▸ 要件
原文抜粋によると、肉じゃがの材料のじゃがいもと玉ねぎは、煮る前にどのように準備しておきますか。

▸ 原文抜粋

2011-05-10 17:47:26 | 日々平安

  たまたまNHKを見ていたら、「きょうの料理」という番組をやっていて、手軽に肉じゃがを作る方法を紹介していた。見るともなしに見ていると方法がシンプルで自分でもできそうだった。

  大雑把に紹介すると、作業が3つの工程に分かれていて、
1 まず、「肉じゃがのもと」を作る。
2 材料のじゃがいもと玉ねぎは、あらかじめ電子レンジで加熱し串が通るほどのやわらかさにしておく。
3 炒めた肉に上記の材料を加え、適量の水と「肉じゃがのもと」を足したあと、落し蓋をして水分が飛ぶまで煮る。-以上である。間然するところがない。

  それに、「肉じゃがのもと」という(おうちゃくな)発想もネーミングもいい。ドラえもんの秘密のポケットから出てくる秘密兵器みたいだ。男は基本的にアホなので、こういう文章を見るとつい試してみたくなる。私もがぜんやる気になった。さっそく近所のスーパーに行った。「肉じゃがのもと」の材料は、昆布、干ししいたけ、ドライトマトとしょうゆ、酒、みりん、砂糖である。

▸ 所与の記録
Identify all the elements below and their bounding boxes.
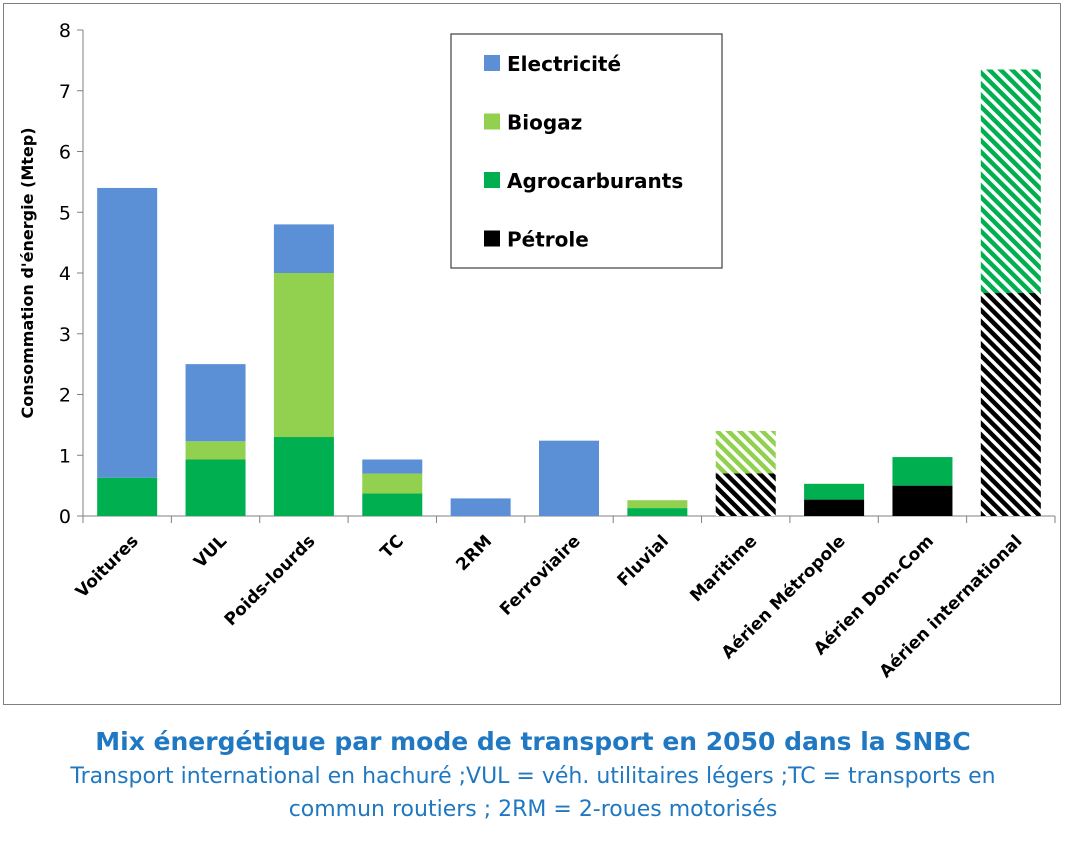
bar-vul-agrocarburants	[185, 459, 246, 516]
legend-swatch-biogaz	[484, 113, 500, 130]
x-category-label: Fluvial	[614, 531, 673, 590]
y-tick-label: 2	[59, 385, 71, 407]
bar-maritime-biogaz	[715, 430, 776, 474]
legend-label-agrocarburants: Agrocarburants	[507, 169, 683, 193]
legend-swatch-petrole	[484, 230, 500, 247]
bar-poids-lourds-biogaz	[273, 273, 334, 438]
bar-2rm-electricite	[450, 498, 511, 516]
x-category-label: VUL	[190, 531, 231, 572]
bar-vul-electricite	[185, 364, 246, 442]
y-tick-label: 6	[59, 142, 71, 164]
x-category-label: Aérien international	[876, 531, 1027, 682]
bar-aerien-international-petrole	[980, 293, 1041, 516]
x-category-label: Voitures	[72, 531, 143, 602]
figure-caption-title: Mix énergétique par mode de transport en…	[95, 727, 971, 756]
bar-aerien-metropole-agrocarburants	[804, 483, 865, 500]
y-tick-label: 3	[59, 324, 71, 346]
legend-swatch-agrocarburants	[484, 172, 500, 188]
bar-voitures-agrocarburants	[97, 477, 158, 516]
bar-tc-electricite	[362, 459, 423, 474]
bar-tc-biogaz	[362, 473, 423, 494]
y-tick-label: 7	[59, 81, 71, 103]
bar-aerien-metropole-petrole	[804, 499, 865, 516]
bar-aerien-international-agrocarburants	[980, 69, 1041, 294]
bar-aerien-dom-com-petrole	[892, 485, 953, 516]
legend-box	[450, 33, 723, 269]
legend-label-biogaz: Biogaz	[507, 111, 582, 135]
bar-poids-lourds-electricite	[273, 224, 334, 273]
bar-ferroviaire-electricite	[539, 440, 599, 516]
bar-vul-biogaz	[185, 441, 246, 460]
bar-fluvial-agrocarburants	[627, 508, 688, 516]
y-tick-label: 0	[59, 506, 71, 528]
bar-fluvial-biogaz	[627, 500, 688, 509]
stacked-bar-chart: 0 1 2 3 4 5 6 7 8 Consommation d'énergie (Mtep) Vo…	[18, 20, 1056, 682]
legend-swatch-electricite	[484, 55, 500, 71]
figure-caption-line-1: Transport international en hachuré ;VUL …	[70, 764, 996, 789]
legend-label-petrole: Pétrole	[507, 228, 589, 252]
x-category-label: Ferroviaire	[496, 531, 584, 619]
bar-aerien-dom-com-agrocarburants	[892, 457, 953, 486]
figure-caption-line-2: commun routiers ; 2RM = 2-roues motorisé…	[288, 797, 778, 822]
y-axis-title: Consommation d'énergie (Mtep)	[18, 127, 37, 418]
x-category-label: 2RM	[452, 531, 496, 575]
bar-poids-lourds-agrocarburants	[273, 437, 334, 516]
legend-label-electricite: Electricité	[507, 52, 621, 76]
y-tick-label: 5	[59, 202, 71, 224]
bar-voitures-electricite	[97, 187, 158, 478]
y-tick-label: 4	[59, 263, 71, 285]
x-category-label: Poids-lourds	[221, 531, 320, 630]
bar-maritime-petrole	[715, 473, 776, 516]
bar-tc-agrocarburants	[362, 493, 423, 516]
x-category-label: Maritime	[686, 531, 761, 606]
legend: Electricité Biogaz Agrocarburants Pétrole	[450, 33, 723, 269]
y-tick-label: 1	[59, 445, 71, 467]
x-category-label: TC	[377, 531, 408, 562]
y-tick-label: 8	[59, 20, 71, 42]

▸ 回答
あらかじめ電子レンジで加熱し、串が通るほどのやわらかさにしておきます。